* Start Data for this exercise *

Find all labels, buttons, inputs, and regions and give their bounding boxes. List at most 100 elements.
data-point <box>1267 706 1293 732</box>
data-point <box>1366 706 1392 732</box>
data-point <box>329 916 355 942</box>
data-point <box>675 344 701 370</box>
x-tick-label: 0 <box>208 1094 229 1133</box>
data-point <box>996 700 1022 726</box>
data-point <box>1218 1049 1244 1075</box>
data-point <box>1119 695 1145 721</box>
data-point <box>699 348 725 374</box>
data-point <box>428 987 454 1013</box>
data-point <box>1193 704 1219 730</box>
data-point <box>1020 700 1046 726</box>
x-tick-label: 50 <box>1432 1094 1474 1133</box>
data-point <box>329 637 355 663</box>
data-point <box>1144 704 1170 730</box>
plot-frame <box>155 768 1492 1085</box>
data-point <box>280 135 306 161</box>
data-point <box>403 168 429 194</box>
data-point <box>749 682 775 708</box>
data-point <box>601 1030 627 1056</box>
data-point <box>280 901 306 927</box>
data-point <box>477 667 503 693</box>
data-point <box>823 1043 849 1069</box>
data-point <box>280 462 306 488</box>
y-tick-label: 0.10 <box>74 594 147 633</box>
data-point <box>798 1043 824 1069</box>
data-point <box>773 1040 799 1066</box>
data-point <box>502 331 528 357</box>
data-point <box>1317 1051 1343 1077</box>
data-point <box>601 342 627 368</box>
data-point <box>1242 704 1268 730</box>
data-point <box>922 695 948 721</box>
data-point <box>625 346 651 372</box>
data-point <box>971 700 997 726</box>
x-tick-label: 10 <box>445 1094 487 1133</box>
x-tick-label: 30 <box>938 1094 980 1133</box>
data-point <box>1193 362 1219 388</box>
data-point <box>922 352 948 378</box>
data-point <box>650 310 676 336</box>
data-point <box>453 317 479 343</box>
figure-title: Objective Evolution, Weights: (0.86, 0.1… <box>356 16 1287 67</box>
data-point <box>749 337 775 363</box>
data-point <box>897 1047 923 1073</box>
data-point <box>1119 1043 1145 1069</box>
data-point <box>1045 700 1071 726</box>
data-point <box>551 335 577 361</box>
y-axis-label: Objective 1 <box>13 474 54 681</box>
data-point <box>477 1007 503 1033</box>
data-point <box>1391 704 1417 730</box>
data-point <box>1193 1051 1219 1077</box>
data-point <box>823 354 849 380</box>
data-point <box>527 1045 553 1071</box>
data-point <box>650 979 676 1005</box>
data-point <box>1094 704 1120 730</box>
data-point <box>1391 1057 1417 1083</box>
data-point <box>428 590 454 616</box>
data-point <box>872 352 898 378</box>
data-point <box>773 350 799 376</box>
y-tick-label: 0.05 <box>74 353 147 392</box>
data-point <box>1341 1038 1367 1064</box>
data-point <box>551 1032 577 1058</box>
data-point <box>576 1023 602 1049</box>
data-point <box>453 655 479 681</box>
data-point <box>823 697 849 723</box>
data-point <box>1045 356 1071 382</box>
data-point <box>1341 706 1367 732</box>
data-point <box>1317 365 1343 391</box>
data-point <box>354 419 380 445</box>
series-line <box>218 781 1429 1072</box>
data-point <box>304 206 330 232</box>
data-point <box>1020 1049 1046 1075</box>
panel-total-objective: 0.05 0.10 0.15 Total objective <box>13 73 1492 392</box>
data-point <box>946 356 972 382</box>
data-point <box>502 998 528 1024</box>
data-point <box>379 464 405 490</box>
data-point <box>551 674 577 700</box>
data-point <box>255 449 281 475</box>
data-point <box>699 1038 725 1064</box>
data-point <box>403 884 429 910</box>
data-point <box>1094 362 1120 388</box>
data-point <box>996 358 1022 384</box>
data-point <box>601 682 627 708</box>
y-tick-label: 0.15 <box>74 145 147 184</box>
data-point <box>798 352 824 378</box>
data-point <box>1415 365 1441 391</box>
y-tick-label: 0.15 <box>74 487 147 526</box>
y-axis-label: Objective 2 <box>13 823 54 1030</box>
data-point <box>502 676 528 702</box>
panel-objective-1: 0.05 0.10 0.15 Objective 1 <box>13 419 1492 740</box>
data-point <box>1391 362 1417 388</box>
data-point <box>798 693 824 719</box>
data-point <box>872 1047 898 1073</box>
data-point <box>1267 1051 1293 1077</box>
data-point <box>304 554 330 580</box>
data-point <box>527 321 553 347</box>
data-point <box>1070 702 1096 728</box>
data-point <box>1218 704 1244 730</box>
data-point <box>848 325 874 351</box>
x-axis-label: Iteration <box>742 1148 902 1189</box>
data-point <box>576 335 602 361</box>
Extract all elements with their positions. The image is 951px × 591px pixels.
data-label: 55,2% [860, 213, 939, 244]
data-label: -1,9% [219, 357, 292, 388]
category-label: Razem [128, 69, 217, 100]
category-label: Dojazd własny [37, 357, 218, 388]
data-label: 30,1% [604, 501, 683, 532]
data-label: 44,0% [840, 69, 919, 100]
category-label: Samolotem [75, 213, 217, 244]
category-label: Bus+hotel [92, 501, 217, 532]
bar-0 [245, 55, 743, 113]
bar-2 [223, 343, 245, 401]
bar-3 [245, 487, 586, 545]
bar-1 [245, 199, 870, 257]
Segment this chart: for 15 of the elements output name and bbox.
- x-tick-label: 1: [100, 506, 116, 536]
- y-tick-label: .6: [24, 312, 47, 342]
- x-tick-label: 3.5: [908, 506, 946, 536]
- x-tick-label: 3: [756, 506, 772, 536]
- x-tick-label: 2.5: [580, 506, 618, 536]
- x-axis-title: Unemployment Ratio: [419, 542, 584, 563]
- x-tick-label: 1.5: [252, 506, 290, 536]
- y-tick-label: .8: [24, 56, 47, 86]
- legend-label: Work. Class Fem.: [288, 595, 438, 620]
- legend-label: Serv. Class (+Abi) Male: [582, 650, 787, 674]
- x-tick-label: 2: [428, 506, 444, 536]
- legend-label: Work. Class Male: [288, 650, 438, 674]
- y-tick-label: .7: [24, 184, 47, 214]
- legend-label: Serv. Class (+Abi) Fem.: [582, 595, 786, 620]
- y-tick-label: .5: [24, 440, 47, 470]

* End Data for this exercise *

Task goal: Repeat every one of the stored entries above word for word, keeping each line as it stands.

Task answer:
Find all labels, buttons, inputs, and regions and give their bounding boxes. List at most 100 elements.
data-point <box>1267 706 1293 732</box>
data-point <box>1366 706 1392 732</box>
data-point <box>329 916 355 942</box>
data-point <box>675 344 701 370</box>
x-tick-label: 0 <box>208 1094 229 1133</box>
data-point <box>996 700 1022 726</box>
data-point <box>1218 1049 1244 1075</box>
data-point <box>1119 695 1145 721</box>
data-point <box>699 348 725 374</box>
data-point <box>428 987 454 1013</box>
data-point <box>1193 704 1219 730</box>
data-point <box>1020 700 1046 726</box>
x-tick-label: 50 <box>1432 1094 1474 1133</box>
data-point <box>329 637 355 663</box>
data-point <box>1144 704 1170 730</box>
plot-frame <box>155 768 1492 1085</box>
data-point <box>280 135 306 161</box>
data-point <box>403 168 429 194</box>
data-point <box>749 682 775 708</box>
data-point <box>601 1030 627 1056</box>
data-point <box>280 901 306 927</box>
data-point <box>477 667 503 693</box>
data-point <box>823 1043 849 1069</box>
data-point <box>280 462 306 488</box>
y-tick-label: 0.10 <box>74 594 147 633</box>
data-point <box>798 1043 824 1069</box>
data-point <box>773 1040 799 1066</box>
data-point <box>502 331 528 357</box>
data-point <box>1317 1051 1343 1077</box>
data-point <box>601 342 627 368</box>
data-point <box>1242 704 1268 730</box>
data-point <box>922 695 948 721</box>
data-point <box>625 346 651 372</box>
data-point <box>971 700 997 726</box>
x-tick-label: 10 <box>445 1094 487 1133</box>
x-tick-label: 30 <box>938 1094 980 1133</box>
data-point <box>1193 362 1219 388</box>
data-point <box>922 352 948 378</box>
data-point <box>650 310 676 336</box>
data-point <box>453 317 479 343</box>
figure-title: Objective Evolution, Weights: (0.86, 0.1… <box>356 16 1287 67</box>
data-point <box>749 337 775 363</box>
data-point <box>897 1047 923 1073</box>
data-point <box>1119 1043 1145 1069</box>
data-point <box>1045 700 1071 726</box>
data-point <box>551 335 577 361</box>
y-axis-label: Objective 1 <box>13 474 54 681</box>
data-point <box>477 1007 503 1033</box>
data-point <box>1391 704 1417 730</box>
data-point <box>1193 1051 1219 1077</box>
data-point <box>823 354 849 380</box>
data-point <box>527 1045 553 1071</box>
data-point <box>650 979 676 1005</box>
data-point <box>1094 704 1120 730</box>
data-point <box>1391 1057 1417 1083</box>
data-point <box>428 590 454 616</box>
data-point <box>872 352 898 378</box>
data-point <box>773 350 799 376</box>
y-tick-label: 0.05 <box>74 353 147 392</box>
data-point <box>1341 1038 1367 1064</box>
data-point <box>551 1032 577 1058</box>
data-point <box>576 1023 602 1049</box>
data-point <box>453 655 479 681</box>
data-point <box>823 697 849 723</box>
data-point <box>1045 356 1071 382</box>
data-point <box>1341 706 1367 732</box>
data-point <box>1317 365 1343 391</box>
data-point <box>354 419 380 445</box>
series-line <box>218 781 1429 1072</box>
data-point <box>304 206 330 232</box>
data-point <box>1020 1049 1046 1075</box>
panel-total-objective: 0.05 0.10 0.15 Total objective <box>13 73 1492 392</box>
data-point <box>946 356 972 382</box>
data-point <box>502 998 528 1024</box>
data-point <box>379 464 405 490</box>
data-point <box>551 674 577 700</box>
data-point <box>255 449 281 475</box>
data-point <box>699 1038 725 1064</box>
data-point <box>403 884 429 910</box>
data-point <box>1094 362 1120 388</box>
data-point <box>996 358 1022 384</box>
data-point <box>601 682 627 708</box>
y-tick-label: 0.15 <box>74 145 147 184</box>
data-point <box>798 352 824 378</box>
data-point <box>1415 365 1441 391</box>
y-tick-label: 0.15 <box>74 487 147 526</box>
y-axis-label: Objective 2 <box>13 823 54 1030</box>
data-point <box>502 676 528 702</box>
panel-objective-1: 0.05 0.10 0.15 Objective 1 <box>13 419 1492 740</box>
data-point <box>1391 362 1417 388</box>
data-point <box>798 693 824 719</box>
data-point <box>872 1047 898 1073</box>
data-point <box>1267 1051 1293 1077</box>
data-point <box>304 554 330 580</box>
data-point <box>527 321 553 347</box>
data-point <box>1070 702 1096 728</box>
data-point <box>1218 704 1244 730</box>
data-point <box>848 325 874 351</box>
x-axis-label: Iteration <box>742 1148 902 1189</box>
data-point <box>576 335 602 361</box>
Extract all elements with their positions. The image is 951px × 591px pixels.
data-label: 55,2% [860, 213, 939, 244]
data-label: -1,9% [219, 357, 292, 388]
category-label: Razem [128, 69, 217, 100]
category-label: Dojazd własny [37, 357, 218, 388]
data-label: 30,1% [604, 501, 683, 532]
data-label: 44,0% [840, 69, 919, 100]
category-label: Samolotem [75, 213, 217, 244]
category-label: Bus+hotel [92, 501, 217, 532]
bar-0 [245, 55, 743, 113]
bar-2 [223, 343, 245, 401]
bar-3 [245, 487, 586, 545]
bar-1 [245, 199, 870, 257]
Segment this chart: for 15 of the elements output name and bbox.
- x-tick-label: 1: [100, 506, 116, 536]
- y-tick-label: .6: [24, 312, 47, 342]
- x-tick-label: 3.5: [908, 506, 946, 536]
- x-tick-label: 3: [756, 506, 772, 536]
- x-tick-label: 2.5: [580, 506, 618, 536]
- x-axis-title: Unemployment Ratio: [419, 542, 584, 563]
- x-tick-label: 1.5: [252, 506, 290, 536]
- y-tick-label: .8: [24, 56, 47, 86]
- legend-label: Work. Class Fem.: [288, 595, 438, 620]
- legend-label: Serv. Class (+Abi) Male: [582, 650, 787, 674]
- x-tick-label: 2: [428, 506, 444, 536]
- legend-label: Work. Class Male: [288, 650, 438, 674]
- y-tick-label: .7: [24, 184, 47, 214]
- legend-label: Serv. Class (+Abi) Fem.: [582, 595, 786, 620]
- y-tick-label: .5: [24, 440, 47, 470]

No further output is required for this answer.